[[ Page text, beginning ]]

Well stimulation is a broad term used to describe the various techniques and well interventions that can be used to restore or enhance the production of hydrocarbons from an oil well, or energy from a geothermal well.

Well stimulation can be performed on an oil or gas well located onshore or offshore, often with specialised ships. The glossary of technical terms provided by Schlumberger (the world's largest oil service company) defines stimulation as:

A treatment performed to restore or enhance the productivity of a well. Stimulation treatments fall into two main groups, hydraulic fracturing treatments and matrix treatments. Fracturing treatments are performed above the fracture pressure of the reservoir formation and create a highly conductive flow path between the reservoir and the wellbore. Matrix treatments are performed below the reservoir fracture pressure and generally are designed to restore the natural permeability of the reservoir following damage to the near-wellbore area.

Stimulation is usually part of the completion stage in the life cycle of a well. Matrix acidising operates in the near-wellbore environment, and is aimed at restoring the natural permeability of the reservoir rock. But hydraulic fracking aims to increase the permeability of a far larger volume of reservoir rock. In addition to matrix acidising there is fracture acidising, which is a variety of hydraulic fracking.

The Society of Petroleum Engineers (SPE) points out that these two kinds of acid treatment often lead to confusion.

The flow chart here helps to clarify the definitions. Under stimulation, non-hydraulic methods include: the use of explosives underground - a technique which dates back to the mid nineteenth century, and electrical methods.

Comparison of various well stimulation methods, which form part of the completion stage in the life cycle of a well.

Fracking, using either hydraulic pressure or acid, is the most common method for well stimulation. Well stimulation techniques help create pathways for oil, gas or water to flow more easily, ultimately increasing the overall production of the well. Both methods of fracking are classed as unconventional, because they aim to permanently enhance (increase) the permeability of the formation. So the traditional division of hydrocarbon-bearing rocks into source and reservoir no longer holds; the source rock becomes the reservoir after the treatment.

[[ Page text, end ]]

## Exercise directions
Rewrite the part of the well stimulation text that opens with the words "A treatment performed" and closes with "the near-wellbore area.", putting "two broad groups" wherever "two main groups" appears.

[[ Dataset records, beginning ]]

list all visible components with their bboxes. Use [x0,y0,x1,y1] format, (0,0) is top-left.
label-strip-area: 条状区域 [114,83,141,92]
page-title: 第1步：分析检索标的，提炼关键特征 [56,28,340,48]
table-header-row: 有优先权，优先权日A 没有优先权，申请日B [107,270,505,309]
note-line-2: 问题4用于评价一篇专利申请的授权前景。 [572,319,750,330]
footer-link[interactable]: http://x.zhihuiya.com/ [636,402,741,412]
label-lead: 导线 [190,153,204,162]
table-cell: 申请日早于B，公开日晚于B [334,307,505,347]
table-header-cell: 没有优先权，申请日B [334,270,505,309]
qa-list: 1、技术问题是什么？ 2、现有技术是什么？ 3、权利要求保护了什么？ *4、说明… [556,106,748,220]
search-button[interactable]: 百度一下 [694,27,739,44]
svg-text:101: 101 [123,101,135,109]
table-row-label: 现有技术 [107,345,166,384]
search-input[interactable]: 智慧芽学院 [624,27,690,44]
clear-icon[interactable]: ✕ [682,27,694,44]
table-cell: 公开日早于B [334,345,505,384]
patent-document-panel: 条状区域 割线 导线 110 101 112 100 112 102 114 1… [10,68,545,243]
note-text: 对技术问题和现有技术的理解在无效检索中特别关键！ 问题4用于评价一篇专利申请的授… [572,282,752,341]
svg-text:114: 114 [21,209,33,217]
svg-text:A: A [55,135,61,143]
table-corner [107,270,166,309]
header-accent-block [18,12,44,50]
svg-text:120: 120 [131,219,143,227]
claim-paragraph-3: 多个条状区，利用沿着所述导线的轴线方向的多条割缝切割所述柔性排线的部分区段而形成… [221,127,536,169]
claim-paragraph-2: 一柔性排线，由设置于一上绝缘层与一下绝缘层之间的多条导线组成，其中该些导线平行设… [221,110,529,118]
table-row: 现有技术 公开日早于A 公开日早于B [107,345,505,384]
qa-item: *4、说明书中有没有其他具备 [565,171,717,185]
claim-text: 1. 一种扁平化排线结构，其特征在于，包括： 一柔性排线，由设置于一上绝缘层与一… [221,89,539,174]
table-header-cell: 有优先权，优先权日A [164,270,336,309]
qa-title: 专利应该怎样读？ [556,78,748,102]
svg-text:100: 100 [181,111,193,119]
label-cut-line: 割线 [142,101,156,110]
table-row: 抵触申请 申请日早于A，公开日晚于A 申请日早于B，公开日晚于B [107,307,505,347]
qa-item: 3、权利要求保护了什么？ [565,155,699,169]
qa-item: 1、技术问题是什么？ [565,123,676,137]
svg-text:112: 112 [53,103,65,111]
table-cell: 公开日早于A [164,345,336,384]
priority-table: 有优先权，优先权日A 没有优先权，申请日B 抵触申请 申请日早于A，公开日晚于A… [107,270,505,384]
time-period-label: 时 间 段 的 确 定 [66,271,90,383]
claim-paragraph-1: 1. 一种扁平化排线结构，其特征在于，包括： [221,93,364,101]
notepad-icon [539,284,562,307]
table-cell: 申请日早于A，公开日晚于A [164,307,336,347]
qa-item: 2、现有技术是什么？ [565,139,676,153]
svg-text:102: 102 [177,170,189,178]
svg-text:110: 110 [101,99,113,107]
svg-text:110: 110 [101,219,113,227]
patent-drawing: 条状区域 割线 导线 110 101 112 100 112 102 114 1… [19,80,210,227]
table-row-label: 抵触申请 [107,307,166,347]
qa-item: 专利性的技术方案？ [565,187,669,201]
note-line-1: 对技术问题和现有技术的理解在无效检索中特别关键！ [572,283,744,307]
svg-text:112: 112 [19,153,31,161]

[[ Dataset records, end ]]

## Response for this exercise
A treatment performed to restore or enhance the productivity of a well. Stimulation treatments fall into two broad groups, hydraulic fracturing treatments and matrix treatments. Fracturing treatments are performed above the fracture pressure of the reservoir formation and create a highly conductive flow path between the reservoir and the wellbore. Matrix treatments are performed below the reservoir fracture pressure and generally are designed to restore the natural permeability of the reservoir following damage to the near-wellbore area.